* _Stated task_
Count how many lines contain the word "защите". Please give only the number.

Some records:
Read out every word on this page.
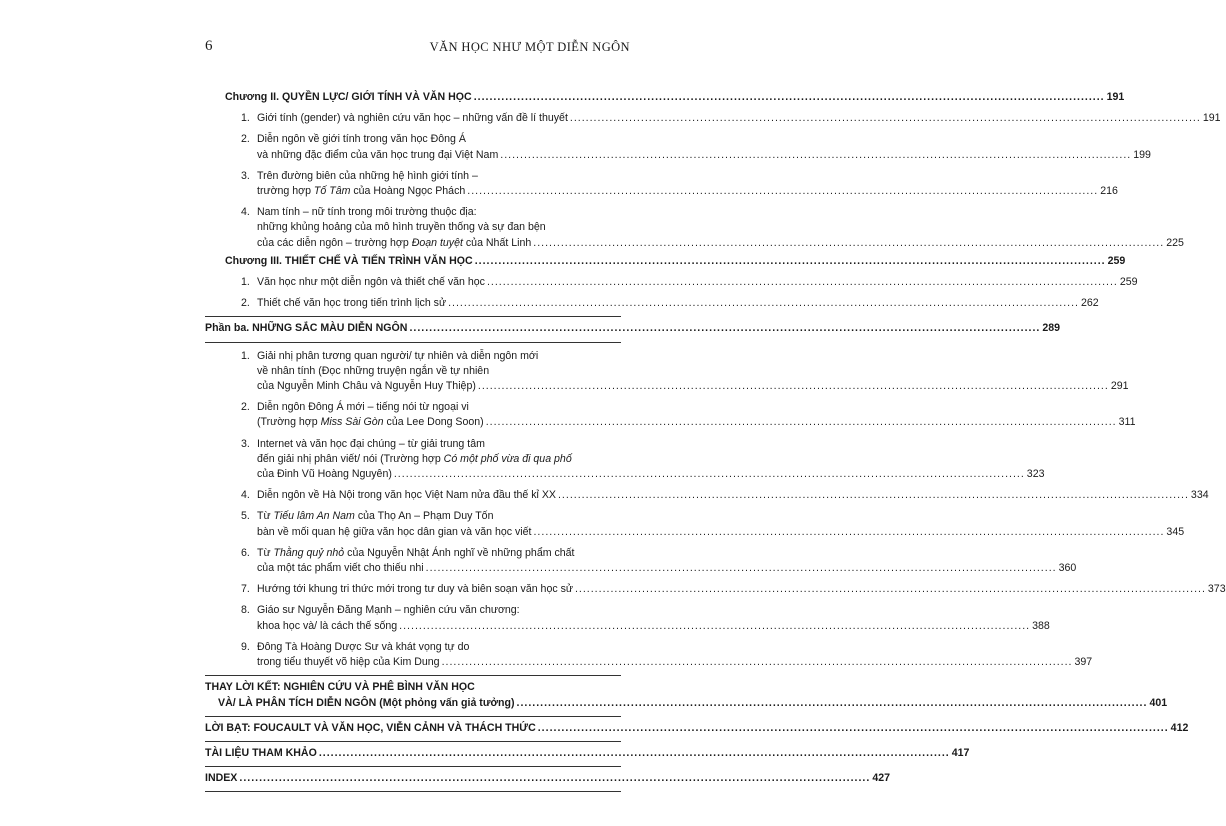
6	VĂN HỌC NHƯ MỘT DIỄN NGÔN
Chương II. QUYỀN LỰC/ GIỚI TÍNH VÀ VĂN HỌC .....	191
1. Giới tính (gender) và nghiên cứu văn học – những vấn đề lí thuyết .....	191
2. Diễn ngôn về giới tính trong văn học Đông Á
và những đặc điểm của văn học trung đại Việt Nam .....	199
3. Trên đường biên của những hệ hình giới tính –
trường hợp Tố Tâm của Hoàng Ngọc Phách .....	216
4. Nam tính – nữ tính trong môi trường thuộc địa:
những khủng hoảng của mô hình truyền thống và sự đan bện
của các diễn ngôn – trường hợp Đoạn tuyệt của Nhất Linh .....	225
Chương III. THIẾT CHẾ VÀ TIẾN TRÌNH VĂN HỌC .....	259
1. Văn học như một diễn ngôn và thiết chế văn học .....	259
2. Thiết chế văn học trong tiến trình lịch sử .....	262
Phần ba. NHỮNG SẮC MÀU DIỄN NGÔN .....	289
1. Giải nhị phân tương quan người/ tự nhiên và diễn ngôn mới
về nhân tính (Đọc những truyện ngắn về tự nhiên
của Nguyễn Minh Châu và Nguyễn Huy Thiệp) .....	291
2. Diễn ngôn Đông Á mới – tiếng nói từ ngoại vi
(Trường hợp Miss Sài Gòn của Lee Dong Soon) .....	311
3. Internet và văn học đại chúng – từ giải trung tâm
đến giải nhị phân viết/ nói (Trường hợp Có một phố vừa đi qua phố
của Đinh Vũ Hoàng Nguyên) .....	323
4. Diễn ngôn về Hà Nội trong văn học Việt Nam nửa đầu thế kỉ XX .....	334
5. Từ Tiếu lâm An Nam của Thọ An – Phạm Duy Tốn
bàn về mối quan hệ giữa văn học dân gian và văn học viết .....	345
6. Từ Thằng quỷ nhỏ của Nguyễn Nhật Ánh nghĩ về những phẩm chất
của một tác phẩm viết cho thiếu nhi .....	360
7. Hướng tới khung tri thức mới trong tư duy và biên soạn văn học sử .....	373
8. Giáo sư Nguyễn Đăng Mạnh – nghiên cứu văn chương:
khoa học và/ là cách thế sống .....	388
9. Đông Tà Hoàng Dược Sư và khát vọng tự do
trong tiểu thuyết võ hiệp của Kim Dung .....	397
THAY LỜI KẾT: NGHIÊN CỨU VÀ PHÊ BÌNH VĂN HỌC
VÀ/ LÀ PHÂN TÍCH DIỄN NGÔN (Một phỏng vấn giả tưởng) .....	401
LỜI BẠT: FOUCAULT VÀ VĂN HỌC, VIỄN CẢNH VÀ THÁCH THỨC .....	412
TÀI LIỆU THAM KHẢO .....	417
INDEX .....	427
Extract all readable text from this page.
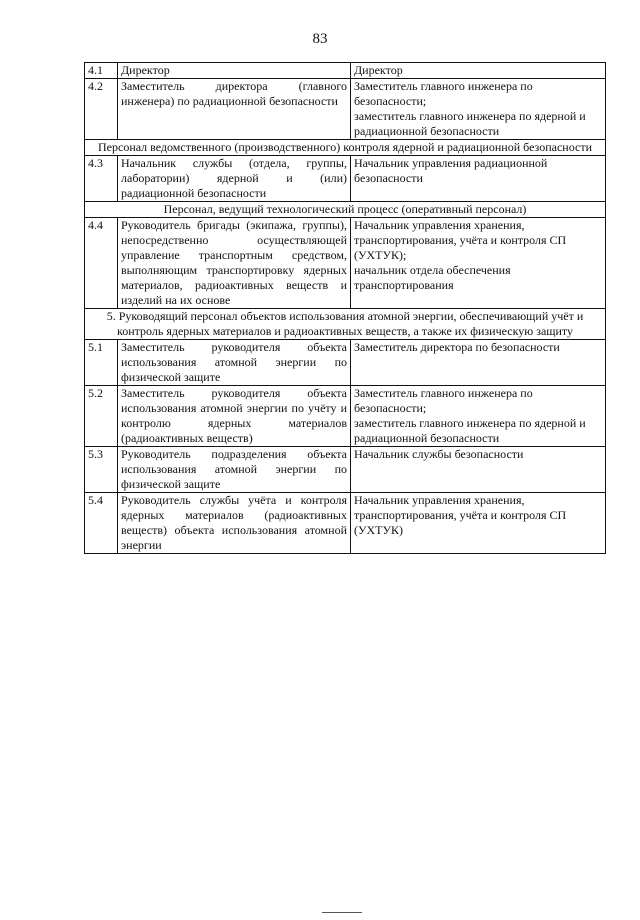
83
4.1	Директор	Директор

4.2	Заместитель директора (главного инженера) по радиационной безопасности	Заместитель главного инженера по безопасности;
заместитель главного инженера по ядерной и радиационной безопасности

Персонал ведомственного (производственного) контроля ядерной и радиационной безопасности		
4.3	Начальник службы (отдела, группы, лаборатории) ядерной и (или) радиационной безопасности	Начальник управления радиационной безопасности

Персонал, ведущий технологический процесс (оперативный персонал)		
4.4	Руководитель бригады (экипажа, группы), непосредственно осуществляющей управление транспортным средством, выполняющим транспортировку ядерных материалов, радиоактивных веществ и изделий на их основе	Начальник управления хранения, транспортирования, учёта и контроля СП (УХТУК);
начальник отдела обеспечения транспортирования

5. Руководящий персонал объектов использования атомной энергии, обеспечивающий учёт и контроль ядерных материалов и радиоактивных веществ, а также их физическую защиту		
5.1	Заместитель руководителя объекта использования атомной энергии по физической защите	Заместитель директора по безопасности

5.2	Заместитель руководителя объекта использования атомной энергии по учёту и контролю ядерных материалов (радиоактивных веществ)	Заместитель главного инженера по безопасности;
заместитель главного инженера по ядерной и радиационной безопасности

5.3	Руководитель подразделения объекта использования атомной энергии по физической защите	Начальник службы безопасности

5.4	Руководитель службы учёта и контроля ядерных материалов (радиоактивных веществ) объекта использования атомной энергии	Начальник управления хранения, транспортирования, учёта и контроля СП (УХТУК)
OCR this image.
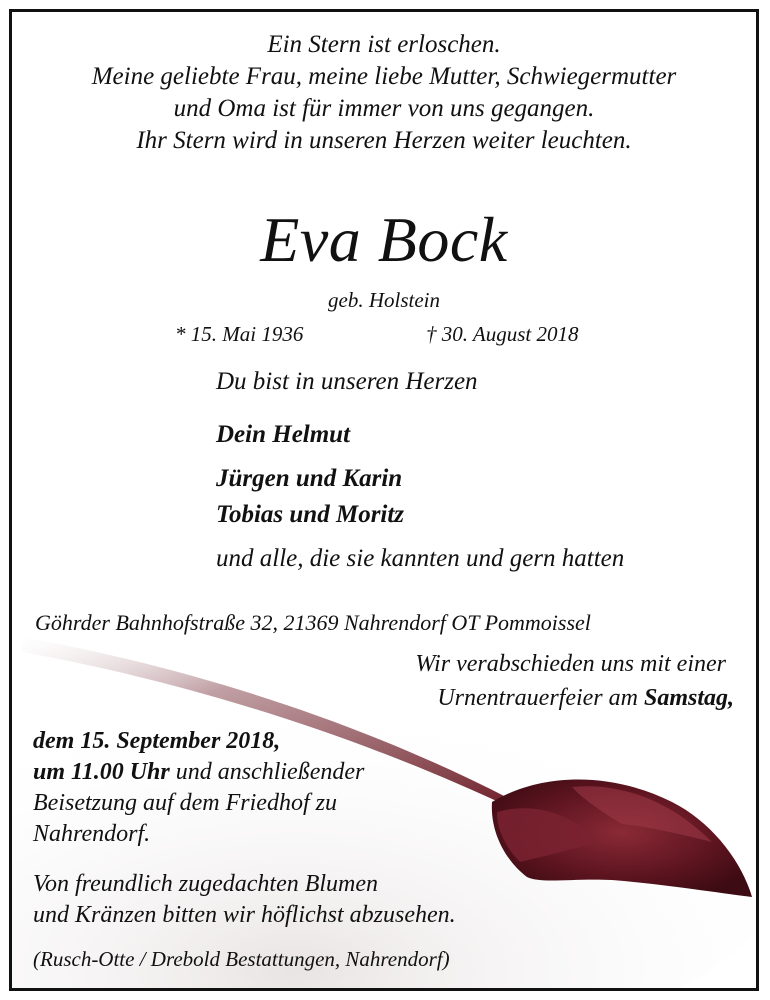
Ein Stern ist erloschen.
Meine geliebte Frau, meine liebe Mutter, Schwiegermutter
und Oma ist für immer von uns gegangen.
Ihr Stern wird in unseren Herzen weiter leuchten.
Eva Bock
geb. Holstein
* 15. Mai 1936	† 30. August 2018
Du bist in unseren Herzen
Dein Helmut
Jürgen und Karin
Tobias und Moritz
und alle, die sie kannten und gern hatten
Göhrder Bahnhofstraße 32, 21369 Nahrendorf OT Pommoissel
Wir verabschieden uns mit einer
Urnentrauerfeier am Samstag,
dem 15. September 2018,
um 11.00 Uhr und anschließender
Beisetzung auf dem Friedhof zu
Nahrendorf.
Von freundlich zugedachten Blumen
und Kränzen bitten wir höflichst abzusehen.
(Rusch-Otte / Drebold Bestattungen, Nahrendorf)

* _Problem solution_
2